▶ EXERCISE INSTRUCTIONS:
One line at a time, check the entries below for the word "subtotal", and copy each line that has it.

▶ AVAILABLE RECORDS:
━━━━━━

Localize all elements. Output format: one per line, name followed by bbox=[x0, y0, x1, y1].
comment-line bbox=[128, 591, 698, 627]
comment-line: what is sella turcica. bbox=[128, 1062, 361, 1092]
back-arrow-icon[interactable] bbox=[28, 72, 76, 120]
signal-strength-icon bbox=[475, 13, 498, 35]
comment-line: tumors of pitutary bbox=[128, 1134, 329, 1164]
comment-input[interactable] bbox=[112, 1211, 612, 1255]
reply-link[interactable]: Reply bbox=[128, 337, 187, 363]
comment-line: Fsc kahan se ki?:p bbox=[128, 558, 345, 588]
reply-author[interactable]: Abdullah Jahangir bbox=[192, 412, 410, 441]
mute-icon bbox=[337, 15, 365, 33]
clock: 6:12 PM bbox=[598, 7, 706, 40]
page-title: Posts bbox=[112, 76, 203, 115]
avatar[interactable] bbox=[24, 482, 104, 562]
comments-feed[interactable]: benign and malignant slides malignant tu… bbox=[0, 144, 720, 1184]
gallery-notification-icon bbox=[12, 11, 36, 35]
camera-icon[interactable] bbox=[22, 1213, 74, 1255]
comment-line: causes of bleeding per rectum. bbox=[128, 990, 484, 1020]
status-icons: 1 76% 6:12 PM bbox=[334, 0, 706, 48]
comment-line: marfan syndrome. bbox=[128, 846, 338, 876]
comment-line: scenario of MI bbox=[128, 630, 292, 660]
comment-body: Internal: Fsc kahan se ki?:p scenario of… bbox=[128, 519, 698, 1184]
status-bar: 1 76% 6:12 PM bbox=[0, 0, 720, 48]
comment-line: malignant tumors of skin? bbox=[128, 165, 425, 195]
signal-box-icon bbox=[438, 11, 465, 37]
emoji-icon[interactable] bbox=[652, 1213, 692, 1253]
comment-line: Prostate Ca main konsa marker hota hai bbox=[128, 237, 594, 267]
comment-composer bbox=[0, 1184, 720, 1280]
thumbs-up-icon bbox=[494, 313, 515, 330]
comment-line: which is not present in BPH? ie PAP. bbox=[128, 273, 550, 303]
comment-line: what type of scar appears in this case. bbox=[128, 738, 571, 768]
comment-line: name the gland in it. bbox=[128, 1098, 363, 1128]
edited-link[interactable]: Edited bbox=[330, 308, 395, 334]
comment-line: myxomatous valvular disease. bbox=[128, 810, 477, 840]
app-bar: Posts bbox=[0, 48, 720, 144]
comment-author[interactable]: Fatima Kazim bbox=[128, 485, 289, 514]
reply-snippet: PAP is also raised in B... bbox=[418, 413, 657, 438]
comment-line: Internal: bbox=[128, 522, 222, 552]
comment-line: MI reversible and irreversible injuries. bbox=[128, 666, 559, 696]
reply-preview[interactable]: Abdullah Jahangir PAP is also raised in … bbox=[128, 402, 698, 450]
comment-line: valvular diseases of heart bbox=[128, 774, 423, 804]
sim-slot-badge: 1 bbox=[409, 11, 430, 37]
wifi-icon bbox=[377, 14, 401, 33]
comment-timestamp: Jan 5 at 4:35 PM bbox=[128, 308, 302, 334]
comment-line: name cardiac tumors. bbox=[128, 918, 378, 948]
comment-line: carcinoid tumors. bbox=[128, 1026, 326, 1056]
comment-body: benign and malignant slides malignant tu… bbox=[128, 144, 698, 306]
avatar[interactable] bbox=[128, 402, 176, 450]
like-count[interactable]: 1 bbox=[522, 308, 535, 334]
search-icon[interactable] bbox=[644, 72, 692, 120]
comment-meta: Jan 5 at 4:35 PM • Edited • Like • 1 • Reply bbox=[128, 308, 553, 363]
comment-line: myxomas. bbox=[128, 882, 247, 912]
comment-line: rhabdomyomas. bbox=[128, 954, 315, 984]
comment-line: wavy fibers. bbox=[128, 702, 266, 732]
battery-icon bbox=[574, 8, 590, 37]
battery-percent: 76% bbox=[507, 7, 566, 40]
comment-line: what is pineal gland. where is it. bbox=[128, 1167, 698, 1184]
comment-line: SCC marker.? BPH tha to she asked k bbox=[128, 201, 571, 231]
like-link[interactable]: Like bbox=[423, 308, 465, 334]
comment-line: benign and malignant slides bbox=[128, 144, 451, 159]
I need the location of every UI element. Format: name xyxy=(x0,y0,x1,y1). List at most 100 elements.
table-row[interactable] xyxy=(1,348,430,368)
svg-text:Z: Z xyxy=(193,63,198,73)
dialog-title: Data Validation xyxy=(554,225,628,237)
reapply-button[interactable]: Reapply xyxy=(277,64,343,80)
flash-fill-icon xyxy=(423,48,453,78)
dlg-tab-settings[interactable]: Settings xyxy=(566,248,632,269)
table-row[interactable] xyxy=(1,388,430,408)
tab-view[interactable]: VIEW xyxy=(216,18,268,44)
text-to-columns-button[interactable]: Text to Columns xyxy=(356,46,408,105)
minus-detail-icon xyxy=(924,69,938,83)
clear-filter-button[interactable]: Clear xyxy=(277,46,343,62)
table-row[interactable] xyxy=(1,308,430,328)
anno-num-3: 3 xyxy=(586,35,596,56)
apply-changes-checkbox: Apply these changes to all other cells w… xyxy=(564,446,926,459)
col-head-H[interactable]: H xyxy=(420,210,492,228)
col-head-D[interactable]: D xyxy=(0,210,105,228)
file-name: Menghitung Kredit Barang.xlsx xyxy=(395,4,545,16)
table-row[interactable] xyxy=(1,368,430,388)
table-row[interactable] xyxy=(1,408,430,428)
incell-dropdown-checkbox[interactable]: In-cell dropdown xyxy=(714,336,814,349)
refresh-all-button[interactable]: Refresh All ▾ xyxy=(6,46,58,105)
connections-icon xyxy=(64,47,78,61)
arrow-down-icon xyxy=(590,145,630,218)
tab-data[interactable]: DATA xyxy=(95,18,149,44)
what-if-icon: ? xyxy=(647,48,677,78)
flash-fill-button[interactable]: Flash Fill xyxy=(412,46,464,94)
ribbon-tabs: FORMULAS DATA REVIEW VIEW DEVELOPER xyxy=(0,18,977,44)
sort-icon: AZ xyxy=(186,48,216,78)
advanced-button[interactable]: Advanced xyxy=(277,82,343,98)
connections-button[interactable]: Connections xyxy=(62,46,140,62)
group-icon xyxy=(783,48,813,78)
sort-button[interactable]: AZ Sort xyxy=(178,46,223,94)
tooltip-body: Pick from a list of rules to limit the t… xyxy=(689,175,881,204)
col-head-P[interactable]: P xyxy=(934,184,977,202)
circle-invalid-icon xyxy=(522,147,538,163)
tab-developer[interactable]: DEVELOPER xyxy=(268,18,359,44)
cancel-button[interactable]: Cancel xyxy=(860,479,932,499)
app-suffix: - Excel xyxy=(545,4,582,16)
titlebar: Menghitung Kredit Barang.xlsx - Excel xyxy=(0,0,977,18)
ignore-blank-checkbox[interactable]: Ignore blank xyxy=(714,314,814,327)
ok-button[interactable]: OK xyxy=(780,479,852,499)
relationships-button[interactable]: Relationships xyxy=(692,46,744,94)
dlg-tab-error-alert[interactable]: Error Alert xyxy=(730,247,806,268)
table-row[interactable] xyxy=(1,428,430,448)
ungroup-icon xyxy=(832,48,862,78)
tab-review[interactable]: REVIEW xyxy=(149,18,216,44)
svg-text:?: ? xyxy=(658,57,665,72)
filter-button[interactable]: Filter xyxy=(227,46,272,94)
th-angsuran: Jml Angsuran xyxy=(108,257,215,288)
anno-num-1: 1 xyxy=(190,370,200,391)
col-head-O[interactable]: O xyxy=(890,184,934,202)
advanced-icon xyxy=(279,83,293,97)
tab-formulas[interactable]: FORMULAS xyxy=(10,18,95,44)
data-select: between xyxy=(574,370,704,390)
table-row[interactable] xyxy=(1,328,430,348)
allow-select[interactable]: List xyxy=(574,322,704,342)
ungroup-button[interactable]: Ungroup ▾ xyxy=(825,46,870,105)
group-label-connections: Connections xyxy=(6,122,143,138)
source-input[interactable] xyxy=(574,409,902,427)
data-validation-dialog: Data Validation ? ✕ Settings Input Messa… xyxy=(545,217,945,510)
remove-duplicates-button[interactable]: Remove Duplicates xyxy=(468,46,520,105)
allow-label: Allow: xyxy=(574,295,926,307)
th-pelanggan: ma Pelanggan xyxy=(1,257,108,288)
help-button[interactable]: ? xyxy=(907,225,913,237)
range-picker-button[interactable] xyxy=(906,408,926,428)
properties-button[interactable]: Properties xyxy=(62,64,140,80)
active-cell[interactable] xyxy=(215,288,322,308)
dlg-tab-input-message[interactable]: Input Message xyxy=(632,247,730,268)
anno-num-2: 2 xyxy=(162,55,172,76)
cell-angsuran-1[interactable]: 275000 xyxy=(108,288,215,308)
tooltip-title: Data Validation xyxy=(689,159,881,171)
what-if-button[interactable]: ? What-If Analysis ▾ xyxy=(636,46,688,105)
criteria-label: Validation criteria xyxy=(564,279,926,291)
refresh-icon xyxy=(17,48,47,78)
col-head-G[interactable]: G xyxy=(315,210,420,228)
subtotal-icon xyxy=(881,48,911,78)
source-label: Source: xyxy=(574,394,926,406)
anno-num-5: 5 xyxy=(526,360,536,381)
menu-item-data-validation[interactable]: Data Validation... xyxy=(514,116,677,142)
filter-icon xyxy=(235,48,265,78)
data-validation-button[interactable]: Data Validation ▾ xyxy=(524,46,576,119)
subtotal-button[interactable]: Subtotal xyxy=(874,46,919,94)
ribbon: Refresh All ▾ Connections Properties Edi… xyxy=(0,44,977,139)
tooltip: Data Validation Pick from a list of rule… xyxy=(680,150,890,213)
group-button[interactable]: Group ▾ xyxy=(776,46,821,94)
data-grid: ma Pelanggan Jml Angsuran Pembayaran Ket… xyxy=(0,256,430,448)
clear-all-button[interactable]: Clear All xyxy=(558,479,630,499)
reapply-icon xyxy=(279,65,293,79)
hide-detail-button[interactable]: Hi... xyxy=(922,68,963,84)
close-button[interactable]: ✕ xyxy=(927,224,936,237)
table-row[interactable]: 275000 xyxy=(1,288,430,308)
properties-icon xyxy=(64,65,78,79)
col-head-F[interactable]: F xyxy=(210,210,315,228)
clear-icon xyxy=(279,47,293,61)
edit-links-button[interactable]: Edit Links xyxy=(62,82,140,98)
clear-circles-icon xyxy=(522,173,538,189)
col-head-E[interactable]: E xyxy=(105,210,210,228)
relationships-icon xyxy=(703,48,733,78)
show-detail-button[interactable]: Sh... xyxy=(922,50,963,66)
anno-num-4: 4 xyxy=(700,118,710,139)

━━━━━━

▶ EXERCISE SOLUTION:
subtotal-icon xyxy=(881,48,911,78)
subtotal-button[interactable]: Subtotal xyxy=(874,46,919,94)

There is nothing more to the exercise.